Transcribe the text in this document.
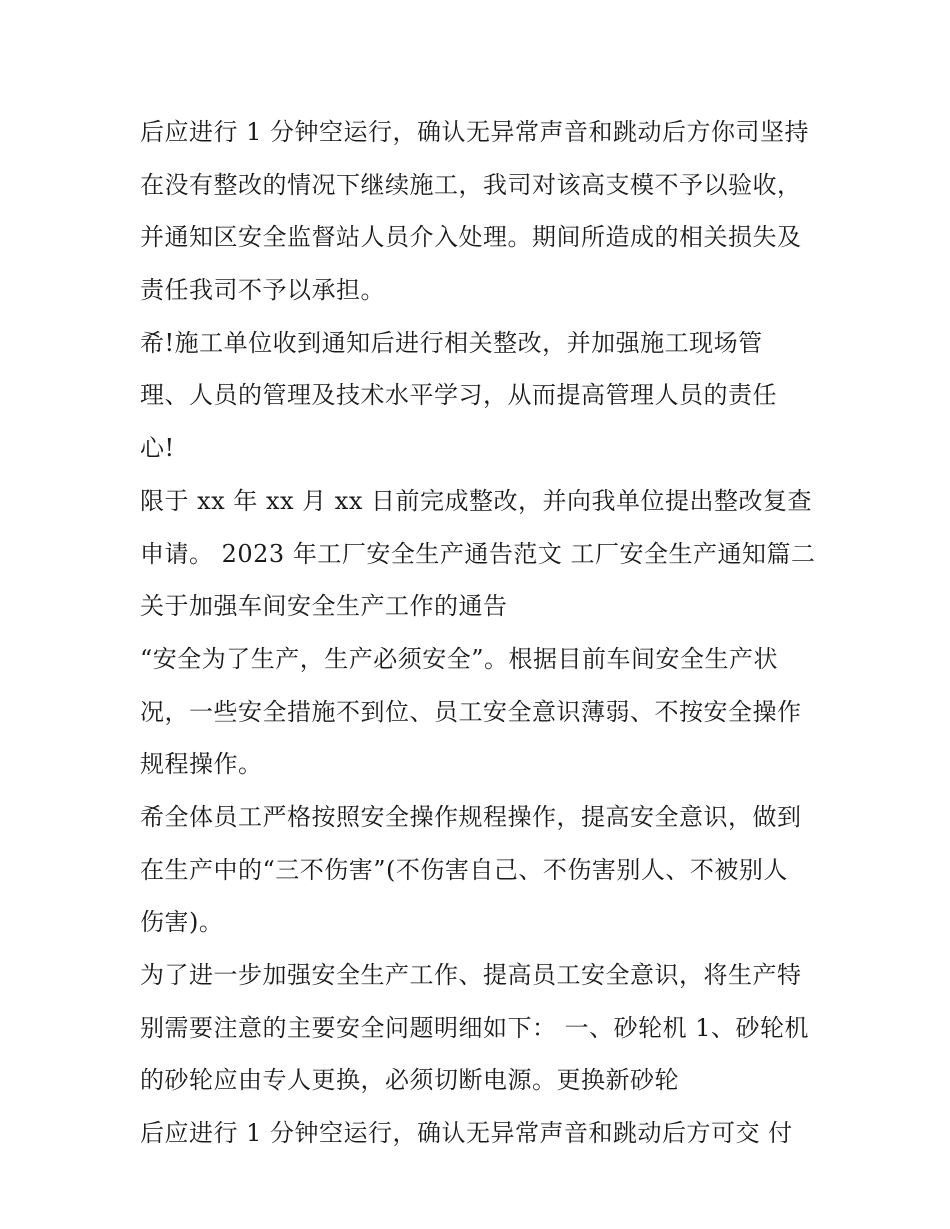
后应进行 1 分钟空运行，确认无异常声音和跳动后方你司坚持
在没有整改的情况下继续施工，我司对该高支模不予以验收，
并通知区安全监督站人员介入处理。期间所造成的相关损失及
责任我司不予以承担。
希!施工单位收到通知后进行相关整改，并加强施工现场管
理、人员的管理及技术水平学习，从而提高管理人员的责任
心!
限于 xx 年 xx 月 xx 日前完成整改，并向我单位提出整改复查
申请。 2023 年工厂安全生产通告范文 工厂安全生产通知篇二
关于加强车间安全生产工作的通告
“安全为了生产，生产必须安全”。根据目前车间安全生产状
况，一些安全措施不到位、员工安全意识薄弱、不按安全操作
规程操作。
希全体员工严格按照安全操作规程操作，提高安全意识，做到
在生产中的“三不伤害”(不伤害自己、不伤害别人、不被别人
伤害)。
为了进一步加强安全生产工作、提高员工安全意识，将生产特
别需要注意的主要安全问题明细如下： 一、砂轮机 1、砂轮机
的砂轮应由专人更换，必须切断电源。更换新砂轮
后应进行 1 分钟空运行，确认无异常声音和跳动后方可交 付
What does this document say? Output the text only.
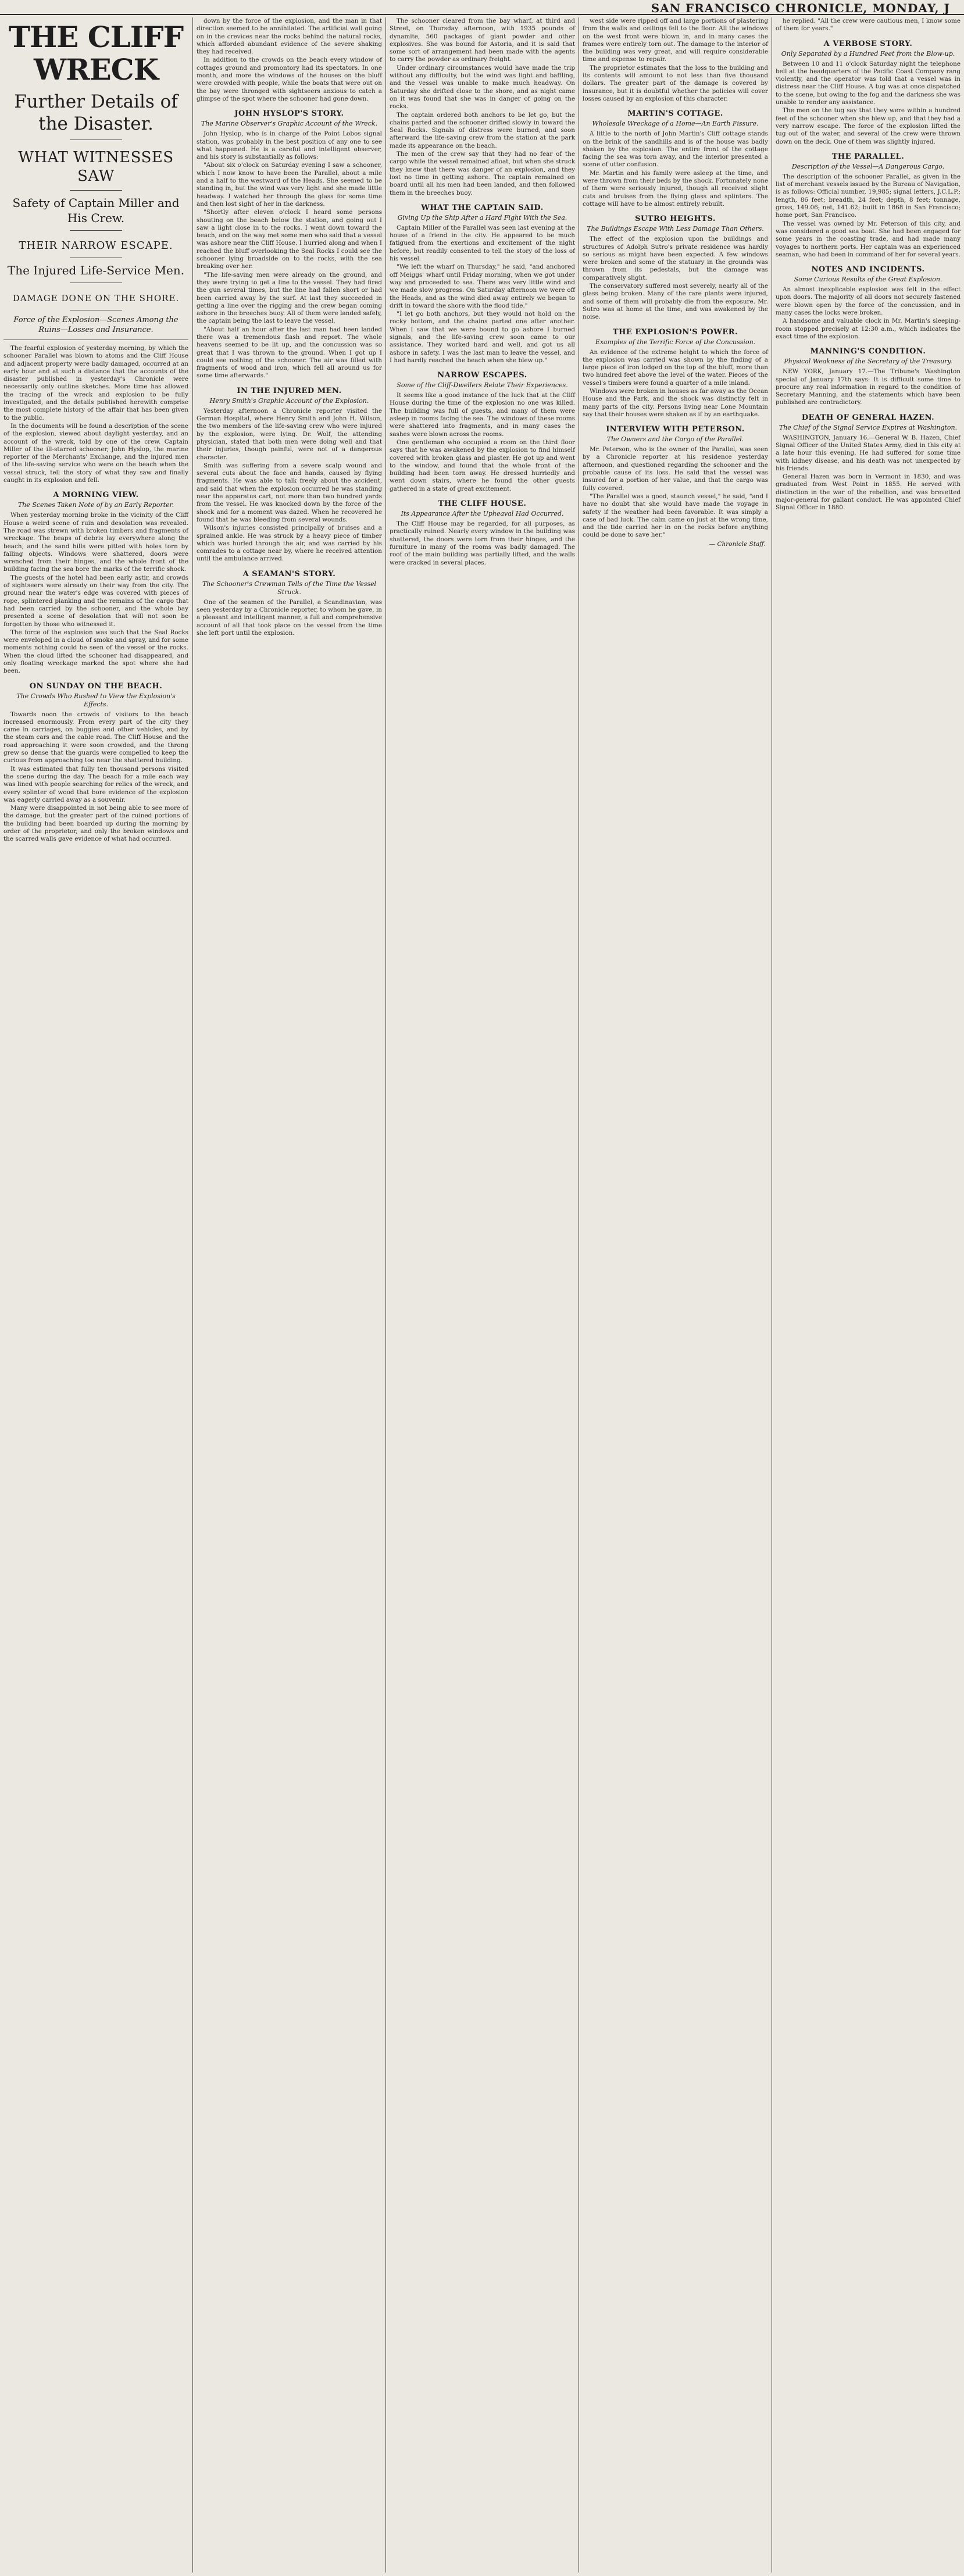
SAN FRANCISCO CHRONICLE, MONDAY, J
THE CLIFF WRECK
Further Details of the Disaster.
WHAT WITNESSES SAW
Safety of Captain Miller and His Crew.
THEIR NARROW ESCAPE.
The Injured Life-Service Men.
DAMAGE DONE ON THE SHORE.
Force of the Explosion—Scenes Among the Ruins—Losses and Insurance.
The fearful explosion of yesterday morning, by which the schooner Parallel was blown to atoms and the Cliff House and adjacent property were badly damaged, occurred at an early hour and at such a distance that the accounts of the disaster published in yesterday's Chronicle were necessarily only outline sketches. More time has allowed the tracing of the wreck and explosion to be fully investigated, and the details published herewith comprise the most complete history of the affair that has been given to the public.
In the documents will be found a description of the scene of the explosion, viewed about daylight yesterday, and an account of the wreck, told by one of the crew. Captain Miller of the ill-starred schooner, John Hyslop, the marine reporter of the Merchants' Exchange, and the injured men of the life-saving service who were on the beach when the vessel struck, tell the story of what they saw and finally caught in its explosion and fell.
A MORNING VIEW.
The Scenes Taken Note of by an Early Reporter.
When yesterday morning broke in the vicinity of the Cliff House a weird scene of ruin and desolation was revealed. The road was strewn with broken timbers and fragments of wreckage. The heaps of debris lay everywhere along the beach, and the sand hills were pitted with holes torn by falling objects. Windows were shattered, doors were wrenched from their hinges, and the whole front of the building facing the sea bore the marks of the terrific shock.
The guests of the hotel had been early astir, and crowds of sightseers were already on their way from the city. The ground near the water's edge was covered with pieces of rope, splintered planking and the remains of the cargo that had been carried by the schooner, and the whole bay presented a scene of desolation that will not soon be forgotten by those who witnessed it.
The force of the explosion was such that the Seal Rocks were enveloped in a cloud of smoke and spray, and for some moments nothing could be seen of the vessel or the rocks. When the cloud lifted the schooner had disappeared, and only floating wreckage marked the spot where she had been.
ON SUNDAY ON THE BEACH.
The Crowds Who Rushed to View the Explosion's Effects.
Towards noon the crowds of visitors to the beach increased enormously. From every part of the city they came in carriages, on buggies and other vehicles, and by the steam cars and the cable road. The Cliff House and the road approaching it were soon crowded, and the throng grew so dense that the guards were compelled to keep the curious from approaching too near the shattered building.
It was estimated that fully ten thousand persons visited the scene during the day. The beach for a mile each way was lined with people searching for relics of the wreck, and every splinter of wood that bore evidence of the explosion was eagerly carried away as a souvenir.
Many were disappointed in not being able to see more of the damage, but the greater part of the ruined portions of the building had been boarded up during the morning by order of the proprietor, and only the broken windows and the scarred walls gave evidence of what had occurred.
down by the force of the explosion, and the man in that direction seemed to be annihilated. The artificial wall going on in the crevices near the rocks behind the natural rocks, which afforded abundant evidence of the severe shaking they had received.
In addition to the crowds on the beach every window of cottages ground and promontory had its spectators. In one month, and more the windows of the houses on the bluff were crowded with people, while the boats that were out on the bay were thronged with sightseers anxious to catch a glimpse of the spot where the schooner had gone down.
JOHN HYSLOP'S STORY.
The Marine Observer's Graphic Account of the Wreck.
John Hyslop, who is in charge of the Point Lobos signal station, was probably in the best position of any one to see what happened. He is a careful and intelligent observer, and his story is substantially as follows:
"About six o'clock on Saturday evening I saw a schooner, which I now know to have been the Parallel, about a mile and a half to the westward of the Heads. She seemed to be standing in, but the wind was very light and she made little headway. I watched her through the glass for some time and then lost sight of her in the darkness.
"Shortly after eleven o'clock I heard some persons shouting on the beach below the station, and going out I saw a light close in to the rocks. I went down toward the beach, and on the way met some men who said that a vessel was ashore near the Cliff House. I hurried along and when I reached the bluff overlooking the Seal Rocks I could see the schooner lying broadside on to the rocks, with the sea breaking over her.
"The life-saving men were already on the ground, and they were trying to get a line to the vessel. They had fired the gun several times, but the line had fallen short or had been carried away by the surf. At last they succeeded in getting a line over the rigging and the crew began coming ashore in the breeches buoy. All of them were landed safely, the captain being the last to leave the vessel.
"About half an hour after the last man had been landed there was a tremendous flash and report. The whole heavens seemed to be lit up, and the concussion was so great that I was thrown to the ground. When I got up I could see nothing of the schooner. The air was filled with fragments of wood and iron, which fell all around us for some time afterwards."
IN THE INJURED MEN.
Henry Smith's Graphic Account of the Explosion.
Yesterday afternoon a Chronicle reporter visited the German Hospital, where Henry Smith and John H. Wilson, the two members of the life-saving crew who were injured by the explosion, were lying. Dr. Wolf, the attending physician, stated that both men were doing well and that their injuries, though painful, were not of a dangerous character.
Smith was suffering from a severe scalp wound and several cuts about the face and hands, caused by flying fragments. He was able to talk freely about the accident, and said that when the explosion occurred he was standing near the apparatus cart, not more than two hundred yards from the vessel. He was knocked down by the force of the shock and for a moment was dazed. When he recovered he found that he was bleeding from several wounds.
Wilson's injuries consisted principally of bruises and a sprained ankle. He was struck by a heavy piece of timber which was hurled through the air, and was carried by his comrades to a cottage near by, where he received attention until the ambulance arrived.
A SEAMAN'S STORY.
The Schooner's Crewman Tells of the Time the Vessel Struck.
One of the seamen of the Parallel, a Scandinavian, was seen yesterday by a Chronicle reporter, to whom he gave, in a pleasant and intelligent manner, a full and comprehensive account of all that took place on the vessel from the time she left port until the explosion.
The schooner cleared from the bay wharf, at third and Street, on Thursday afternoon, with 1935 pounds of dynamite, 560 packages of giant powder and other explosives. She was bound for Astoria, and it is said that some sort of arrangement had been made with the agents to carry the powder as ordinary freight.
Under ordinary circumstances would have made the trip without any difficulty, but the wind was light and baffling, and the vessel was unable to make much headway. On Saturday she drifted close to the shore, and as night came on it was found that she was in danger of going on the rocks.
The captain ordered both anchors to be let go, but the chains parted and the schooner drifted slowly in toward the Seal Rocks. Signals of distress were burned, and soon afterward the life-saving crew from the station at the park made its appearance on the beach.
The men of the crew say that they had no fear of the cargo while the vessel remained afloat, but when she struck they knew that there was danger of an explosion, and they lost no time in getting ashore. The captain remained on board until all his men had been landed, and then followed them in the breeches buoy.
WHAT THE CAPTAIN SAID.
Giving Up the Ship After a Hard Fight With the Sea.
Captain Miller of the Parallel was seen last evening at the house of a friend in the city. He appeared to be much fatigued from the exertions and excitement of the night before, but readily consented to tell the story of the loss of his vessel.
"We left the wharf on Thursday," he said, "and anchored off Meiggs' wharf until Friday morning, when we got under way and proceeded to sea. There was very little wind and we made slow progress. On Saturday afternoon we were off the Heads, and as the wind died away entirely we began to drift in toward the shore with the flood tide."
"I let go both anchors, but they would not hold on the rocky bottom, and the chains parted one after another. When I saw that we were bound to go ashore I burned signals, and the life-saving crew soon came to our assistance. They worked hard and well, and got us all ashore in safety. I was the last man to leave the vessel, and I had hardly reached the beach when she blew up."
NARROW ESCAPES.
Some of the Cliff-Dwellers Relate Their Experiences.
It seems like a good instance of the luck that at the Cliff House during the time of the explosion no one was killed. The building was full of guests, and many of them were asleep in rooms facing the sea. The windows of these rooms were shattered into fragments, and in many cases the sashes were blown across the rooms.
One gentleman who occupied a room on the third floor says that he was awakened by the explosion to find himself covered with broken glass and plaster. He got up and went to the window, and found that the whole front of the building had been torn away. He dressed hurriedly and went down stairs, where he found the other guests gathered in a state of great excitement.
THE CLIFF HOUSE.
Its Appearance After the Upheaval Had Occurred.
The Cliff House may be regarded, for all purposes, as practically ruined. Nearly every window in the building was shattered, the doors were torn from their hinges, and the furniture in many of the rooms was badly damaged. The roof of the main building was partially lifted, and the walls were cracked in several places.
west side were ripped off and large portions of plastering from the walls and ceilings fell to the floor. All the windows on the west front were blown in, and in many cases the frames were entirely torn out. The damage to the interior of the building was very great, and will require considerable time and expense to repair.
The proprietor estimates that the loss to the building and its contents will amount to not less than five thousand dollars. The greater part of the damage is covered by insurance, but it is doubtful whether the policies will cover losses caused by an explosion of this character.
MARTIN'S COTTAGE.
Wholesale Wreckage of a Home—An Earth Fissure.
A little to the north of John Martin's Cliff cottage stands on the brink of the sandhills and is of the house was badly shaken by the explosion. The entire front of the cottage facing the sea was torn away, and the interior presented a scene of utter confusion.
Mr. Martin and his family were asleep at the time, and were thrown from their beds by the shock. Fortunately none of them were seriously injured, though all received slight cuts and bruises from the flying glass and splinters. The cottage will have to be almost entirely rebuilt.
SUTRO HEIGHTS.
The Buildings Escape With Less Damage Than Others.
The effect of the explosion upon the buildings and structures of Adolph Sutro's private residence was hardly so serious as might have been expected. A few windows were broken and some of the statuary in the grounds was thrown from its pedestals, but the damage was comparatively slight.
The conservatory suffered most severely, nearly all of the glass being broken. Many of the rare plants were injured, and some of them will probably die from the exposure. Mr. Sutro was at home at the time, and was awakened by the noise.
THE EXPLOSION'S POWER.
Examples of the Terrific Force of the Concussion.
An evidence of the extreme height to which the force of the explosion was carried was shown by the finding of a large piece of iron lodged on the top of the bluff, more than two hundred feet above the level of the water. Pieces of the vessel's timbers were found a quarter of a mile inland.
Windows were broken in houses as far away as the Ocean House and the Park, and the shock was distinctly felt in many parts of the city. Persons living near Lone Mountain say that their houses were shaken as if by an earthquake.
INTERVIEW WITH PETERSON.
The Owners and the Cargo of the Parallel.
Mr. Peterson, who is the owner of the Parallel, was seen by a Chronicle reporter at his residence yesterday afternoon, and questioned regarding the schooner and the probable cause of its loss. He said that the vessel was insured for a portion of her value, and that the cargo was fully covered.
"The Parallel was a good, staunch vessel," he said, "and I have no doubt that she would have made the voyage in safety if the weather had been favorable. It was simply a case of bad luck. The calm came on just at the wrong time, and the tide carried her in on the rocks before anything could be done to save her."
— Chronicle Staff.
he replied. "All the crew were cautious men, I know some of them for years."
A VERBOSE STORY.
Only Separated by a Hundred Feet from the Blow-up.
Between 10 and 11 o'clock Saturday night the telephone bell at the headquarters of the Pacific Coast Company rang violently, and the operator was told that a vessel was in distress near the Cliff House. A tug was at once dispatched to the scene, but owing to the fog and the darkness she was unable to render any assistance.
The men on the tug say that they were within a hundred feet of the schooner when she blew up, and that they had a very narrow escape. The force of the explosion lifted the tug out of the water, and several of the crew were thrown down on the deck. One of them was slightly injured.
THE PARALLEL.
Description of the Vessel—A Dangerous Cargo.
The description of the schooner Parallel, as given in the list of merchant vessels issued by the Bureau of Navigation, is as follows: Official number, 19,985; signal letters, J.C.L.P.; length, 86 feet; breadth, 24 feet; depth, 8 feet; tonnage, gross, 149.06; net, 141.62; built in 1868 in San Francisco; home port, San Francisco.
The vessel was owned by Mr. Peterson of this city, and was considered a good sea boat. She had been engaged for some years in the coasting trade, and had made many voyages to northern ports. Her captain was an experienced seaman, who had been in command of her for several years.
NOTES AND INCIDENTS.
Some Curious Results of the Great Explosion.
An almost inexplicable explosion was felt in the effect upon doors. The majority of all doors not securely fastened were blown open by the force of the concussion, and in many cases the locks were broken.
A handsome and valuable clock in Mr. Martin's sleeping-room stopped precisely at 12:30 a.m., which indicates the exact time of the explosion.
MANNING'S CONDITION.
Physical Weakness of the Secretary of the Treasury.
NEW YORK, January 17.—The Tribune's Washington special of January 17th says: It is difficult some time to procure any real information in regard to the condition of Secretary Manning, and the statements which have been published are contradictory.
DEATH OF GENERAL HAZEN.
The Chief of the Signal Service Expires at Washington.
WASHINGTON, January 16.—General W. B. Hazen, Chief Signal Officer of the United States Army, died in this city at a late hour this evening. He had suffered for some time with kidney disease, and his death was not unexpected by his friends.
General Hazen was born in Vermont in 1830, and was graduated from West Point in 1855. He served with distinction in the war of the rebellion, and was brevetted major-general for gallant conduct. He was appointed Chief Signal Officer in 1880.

——————

EXERCISE DIRECTIONS ->
Pull out all lines in the data above that include "spot".

OUTPUT OF THE EXERCISE ->
The force of the explosion was such that the Seal Rocks were enveloped in a cloud of smoke and spray, and for some moments nothing could be seen of the vessel or the rocks. When the cloud lifted the schooner had disappeared, and only floating wreckage marked the spot where she had been.
In addition to the crowds on the beach every window of cottages ground and promontory had its spectators. In one month, and more the windows of the houses on the bluff were crowded with people, while the boats that were out on the bay were thronged with sightseers anxious to catch a glimpse of the spot where the schooner had gone down.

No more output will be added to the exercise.